| Record set |

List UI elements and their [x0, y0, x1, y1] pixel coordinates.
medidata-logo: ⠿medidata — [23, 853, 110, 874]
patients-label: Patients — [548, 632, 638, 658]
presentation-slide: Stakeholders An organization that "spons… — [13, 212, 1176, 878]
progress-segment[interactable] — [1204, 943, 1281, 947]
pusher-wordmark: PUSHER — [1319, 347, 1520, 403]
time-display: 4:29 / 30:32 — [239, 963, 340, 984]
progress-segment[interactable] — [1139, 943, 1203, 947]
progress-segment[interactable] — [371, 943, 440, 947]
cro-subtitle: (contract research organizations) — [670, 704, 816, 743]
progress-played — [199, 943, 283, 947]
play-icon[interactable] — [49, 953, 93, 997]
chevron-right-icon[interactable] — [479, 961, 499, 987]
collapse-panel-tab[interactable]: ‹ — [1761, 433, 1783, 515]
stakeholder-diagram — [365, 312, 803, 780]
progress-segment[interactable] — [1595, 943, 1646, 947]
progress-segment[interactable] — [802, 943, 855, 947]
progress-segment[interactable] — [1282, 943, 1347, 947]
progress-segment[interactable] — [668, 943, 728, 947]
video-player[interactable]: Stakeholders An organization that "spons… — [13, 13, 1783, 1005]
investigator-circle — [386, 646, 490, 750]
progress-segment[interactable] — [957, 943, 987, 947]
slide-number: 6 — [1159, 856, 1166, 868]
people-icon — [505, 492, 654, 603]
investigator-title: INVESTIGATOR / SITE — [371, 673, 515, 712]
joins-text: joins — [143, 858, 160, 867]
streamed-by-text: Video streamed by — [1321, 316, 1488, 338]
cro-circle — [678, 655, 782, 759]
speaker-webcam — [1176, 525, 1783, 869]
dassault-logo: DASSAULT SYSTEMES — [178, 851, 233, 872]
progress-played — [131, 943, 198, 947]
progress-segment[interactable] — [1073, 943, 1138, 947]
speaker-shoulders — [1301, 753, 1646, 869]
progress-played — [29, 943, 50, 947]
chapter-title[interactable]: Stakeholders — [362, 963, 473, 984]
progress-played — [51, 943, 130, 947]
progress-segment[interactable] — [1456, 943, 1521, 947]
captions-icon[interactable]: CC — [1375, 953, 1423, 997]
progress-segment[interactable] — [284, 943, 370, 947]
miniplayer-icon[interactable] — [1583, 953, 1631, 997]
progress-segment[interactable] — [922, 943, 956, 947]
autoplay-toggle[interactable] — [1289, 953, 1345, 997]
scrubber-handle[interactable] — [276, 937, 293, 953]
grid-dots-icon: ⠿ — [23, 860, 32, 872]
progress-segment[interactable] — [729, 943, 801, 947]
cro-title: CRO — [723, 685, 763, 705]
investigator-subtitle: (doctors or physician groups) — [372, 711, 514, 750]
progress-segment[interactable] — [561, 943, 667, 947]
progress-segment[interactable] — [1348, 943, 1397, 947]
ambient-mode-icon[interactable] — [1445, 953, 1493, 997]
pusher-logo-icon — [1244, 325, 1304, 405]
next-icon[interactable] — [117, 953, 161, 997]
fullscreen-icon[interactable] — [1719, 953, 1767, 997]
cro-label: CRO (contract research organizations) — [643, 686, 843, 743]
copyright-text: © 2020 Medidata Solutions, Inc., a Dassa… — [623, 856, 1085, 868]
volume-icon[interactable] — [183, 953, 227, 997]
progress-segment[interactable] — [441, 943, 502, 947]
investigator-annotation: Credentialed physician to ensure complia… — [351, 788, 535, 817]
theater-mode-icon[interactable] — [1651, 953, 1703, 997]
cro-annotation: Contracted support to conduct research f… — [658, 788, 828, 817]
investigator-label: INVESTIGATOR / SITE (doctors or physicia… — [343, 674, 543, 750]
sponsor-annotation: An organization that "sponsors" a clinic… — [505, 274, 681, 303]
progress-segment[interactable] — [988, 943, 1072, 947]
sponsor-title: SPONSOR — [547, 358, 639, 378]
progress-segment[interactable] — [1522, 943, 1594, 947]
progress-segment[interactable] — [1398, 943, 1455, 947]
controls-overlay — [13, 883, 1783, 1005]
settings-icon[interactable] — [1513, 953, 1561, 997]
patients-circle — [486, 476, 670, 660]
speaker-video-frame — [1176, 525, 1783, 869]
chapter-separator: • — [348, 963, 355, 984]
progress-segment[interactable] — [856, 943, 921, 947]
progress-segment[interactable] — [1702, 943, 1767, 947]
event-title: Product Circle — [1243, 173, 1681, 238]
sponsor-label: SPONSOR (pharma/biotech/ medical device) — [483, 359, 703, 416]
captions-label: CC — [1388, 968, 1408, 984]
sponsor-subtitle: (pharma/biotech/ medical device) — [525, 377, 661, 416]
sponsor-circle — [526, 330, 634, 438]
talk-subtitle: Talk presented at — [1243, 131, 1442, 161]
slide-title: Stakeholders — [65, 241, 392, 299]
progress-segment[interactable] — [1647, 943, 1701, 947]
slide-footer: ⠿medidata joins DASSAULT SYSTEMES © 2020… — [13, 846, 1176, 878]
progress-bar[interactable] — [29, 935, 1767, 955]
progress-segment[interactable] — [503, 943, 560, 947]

| Task prompt |
Scan the records above and show every line in which the word "Stakeholders" occurs.

| Task answer |
presentation-slide: Stakeholders An organization that "spons… — [13, 212, 1176, 878]
video-player[interactable]: Stakeholders An organization that "spons… — [13, 13, 1783, 1005]
chapter-title[interactable]: Stakeholders — [362, 963, 473, 984]
slide-title: Stakeholders — [65, 241, 392, 299]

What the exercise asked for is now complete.